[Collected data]

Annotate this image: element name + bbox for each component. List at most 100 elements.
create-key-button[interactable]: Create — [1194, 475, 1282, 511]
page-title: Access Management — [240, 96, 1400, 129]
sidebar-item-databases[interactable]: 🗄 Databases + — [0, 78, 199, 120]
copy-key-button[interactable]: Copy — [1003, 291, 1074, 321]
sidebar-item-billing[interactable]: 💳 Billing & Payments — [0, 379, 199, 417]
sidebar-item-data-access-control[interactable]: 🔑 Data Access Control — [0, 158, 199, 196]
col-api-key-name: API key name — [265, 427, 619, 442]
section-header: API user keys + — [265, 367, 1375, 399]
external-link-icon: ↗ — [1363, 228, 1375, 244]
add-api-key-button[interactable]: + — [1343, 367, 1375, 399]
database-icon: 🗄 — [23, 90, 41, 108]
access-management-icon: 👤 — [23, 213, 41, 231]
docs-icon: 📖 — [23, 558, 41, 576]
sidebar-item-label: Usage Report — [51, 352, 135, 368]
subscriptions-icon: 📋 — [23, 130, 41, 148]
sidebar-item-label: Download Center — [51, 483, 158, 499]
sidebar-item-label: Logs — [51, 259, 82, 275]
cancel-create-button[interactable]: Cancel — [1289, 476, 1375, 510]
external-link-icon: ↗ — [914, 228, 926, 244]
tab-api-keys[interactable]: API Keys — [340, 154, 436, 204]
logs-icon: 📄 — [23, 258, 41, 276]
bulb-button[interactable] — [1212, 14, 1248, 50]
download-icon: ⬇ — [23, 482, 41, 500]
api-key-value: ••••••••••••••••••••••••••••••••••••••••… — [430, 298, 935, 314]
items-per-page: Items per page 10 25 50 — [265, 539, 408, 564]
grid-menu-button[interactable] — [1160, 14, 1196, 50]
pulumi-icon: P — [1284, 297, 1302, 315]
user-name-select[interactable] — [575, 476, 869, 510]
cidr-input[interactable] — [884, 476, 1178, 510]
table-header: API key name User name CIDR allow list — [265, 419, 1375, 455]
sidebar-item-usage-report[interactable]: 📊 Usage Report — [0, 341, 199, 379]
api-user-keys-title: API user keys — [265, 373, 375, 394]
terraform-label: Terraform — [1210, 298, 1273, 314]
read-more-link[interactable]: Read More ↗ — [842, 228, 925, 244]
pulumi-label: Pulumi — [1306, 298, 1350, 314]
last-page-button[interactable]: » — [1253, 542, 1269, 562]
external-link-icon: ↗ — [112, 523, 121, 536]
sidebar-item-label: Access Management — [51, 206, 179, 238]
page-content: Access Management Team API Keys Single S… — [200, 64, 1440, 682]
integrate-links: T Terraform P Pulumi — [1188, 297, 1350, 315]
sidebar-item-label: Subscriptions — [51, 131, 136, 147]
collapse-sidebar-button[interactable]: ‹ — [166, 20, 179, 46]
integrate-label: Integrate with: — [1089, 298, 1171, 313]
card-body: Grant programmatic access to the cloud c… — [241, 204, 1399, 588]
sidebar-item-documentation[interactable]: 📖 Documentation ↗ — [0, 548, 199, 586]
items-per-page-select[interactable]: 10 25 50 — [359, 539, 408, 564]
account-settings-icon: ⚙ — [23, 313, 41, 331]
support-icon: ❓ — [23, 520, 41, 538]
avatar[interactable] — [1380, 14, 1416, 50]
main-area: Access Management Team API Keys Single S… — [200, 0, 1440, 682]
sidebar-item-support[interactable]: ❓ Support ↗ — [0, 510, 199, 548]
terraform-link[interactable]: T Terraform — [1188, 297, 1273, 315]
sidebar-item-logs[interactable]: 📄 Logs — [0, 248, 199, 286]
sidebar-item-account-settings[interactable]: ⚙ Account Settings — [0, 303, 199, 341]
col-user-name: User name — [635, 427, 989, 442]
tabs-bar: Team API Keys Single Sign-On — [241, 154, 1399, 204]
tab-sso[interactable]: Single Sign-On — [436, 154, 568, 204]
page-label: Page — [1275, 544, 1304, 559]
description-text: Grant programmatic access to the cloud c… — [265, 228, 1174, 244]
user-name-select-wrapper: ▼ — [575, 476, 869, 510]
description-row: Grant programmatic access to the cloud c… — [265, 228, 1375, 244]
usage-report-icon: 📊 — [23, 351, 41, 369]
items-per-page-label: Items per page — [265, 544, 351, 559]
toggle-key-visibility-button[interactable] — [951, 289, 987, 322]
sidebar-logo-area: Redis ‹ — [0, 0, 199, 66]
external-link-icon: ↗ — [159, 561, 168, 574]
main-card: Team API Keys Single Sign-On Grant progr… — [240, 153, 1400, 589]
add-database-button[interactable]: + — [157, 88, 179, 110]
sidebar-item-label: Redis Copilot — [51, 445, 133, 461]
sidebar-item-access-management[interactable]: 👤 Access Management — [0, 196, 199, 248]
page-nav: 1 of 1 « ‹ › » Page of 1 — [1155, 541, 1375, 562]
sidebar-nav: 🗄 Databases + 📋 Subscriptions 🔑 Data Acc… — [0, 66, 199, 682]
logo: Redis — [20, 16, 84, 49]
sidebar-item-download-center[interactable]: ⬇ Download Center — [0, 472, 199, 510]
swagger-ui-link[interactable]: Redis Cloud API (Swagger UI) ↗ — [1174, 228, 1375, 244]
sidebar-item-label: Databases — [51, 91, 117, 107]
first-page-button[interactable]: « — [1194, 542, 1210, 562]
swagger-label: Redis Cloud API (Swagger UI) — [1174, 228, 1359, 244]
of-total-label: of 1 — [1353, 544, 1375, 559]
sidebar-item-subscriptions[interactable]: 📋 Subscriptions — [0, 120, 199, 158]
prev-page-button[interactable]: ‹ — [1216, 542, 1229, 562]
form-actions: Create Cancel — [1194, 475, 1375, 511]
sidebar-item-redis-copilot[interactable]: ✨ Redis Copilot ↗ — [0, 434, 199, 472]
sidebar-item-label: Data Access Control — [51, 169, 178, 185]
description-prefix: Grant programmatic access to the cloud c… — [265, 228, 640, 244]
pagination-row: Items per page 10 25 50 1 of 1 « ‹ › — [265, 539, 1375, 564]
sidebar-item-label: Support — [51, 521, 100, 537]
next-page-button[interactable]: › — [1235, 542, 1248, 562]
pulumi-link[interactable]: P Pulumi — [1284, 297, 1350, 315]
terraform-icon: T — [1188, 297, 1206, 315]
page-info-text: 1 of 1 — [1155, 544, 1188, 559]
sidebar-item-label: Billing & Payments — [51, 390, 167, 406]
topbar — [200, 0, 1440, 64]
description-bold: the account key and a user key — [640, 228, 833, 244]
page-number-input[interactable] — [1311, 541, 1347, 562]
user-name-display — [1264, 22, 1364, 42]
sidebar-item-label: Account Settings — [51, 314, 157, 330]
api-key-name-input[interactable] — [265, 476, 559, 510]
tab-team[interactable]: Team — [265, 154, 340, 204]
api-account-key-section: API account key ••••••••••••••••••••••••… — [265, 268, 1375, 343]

## [Exercise goal]
Can you reproduce the items word for word, from their first line down to and including the line containing "tab-api-keys[interactable]: API Keys"?

## [Answer in full]
Annotate this image: element name + bbox for each component. List at most 100 elements.
create-key-button[interactable]: Create — [1194, 475, 1282, 511]
page-title: Access Management — [240, 96, 1400, 129]
sidebar-item-databases[interactable]: 🗄 Databases + — [0, 78, 199, 120]
copy-key-button[interactable]: Copy — [1003, 291, 1074, 321]
sidebar-item-billing[interactable]: 💳 Billing & Payments — [0, 379, 199, 417]
sidebar-item-data-access-control[interactable]: 🔑 Data Access Control — [0, 158, 199, 196]
col-api-key-name: API key name — [265, 427, 619, 442]
section-header: API user keys + — [265, 367, 1375, 399]
external-link-icon: ↗ — [1363, 228, 1375, 244]
add-api-key-button[interactable]: + — [1343, 367, 1375, 399]
database-icon: 🗄 — [23, 90, 41, 108]
access-management-icon: 👤 — [23, 213, 41, 231]
docs-icon: 📖 — [23, 558, 41, 576]
sidebar-item-label: Usage Report — [51, 352, 135, 368]
subscriptions-icon: 📋 — [23, 130, 41, 148]
sidebar-item-label: Download Center — [51, 483, 158, 499]
sidebar-item-label: Logs — [51, 259, 82, 275]
cancel-create-button[interactable]: Cancel — [1289, 476, 1375, 510]
external-link-icon: ↗ — [914, 228, 926, 244]
tab-api-keys[interactable]: API Keys — [340, 154, 436, 204]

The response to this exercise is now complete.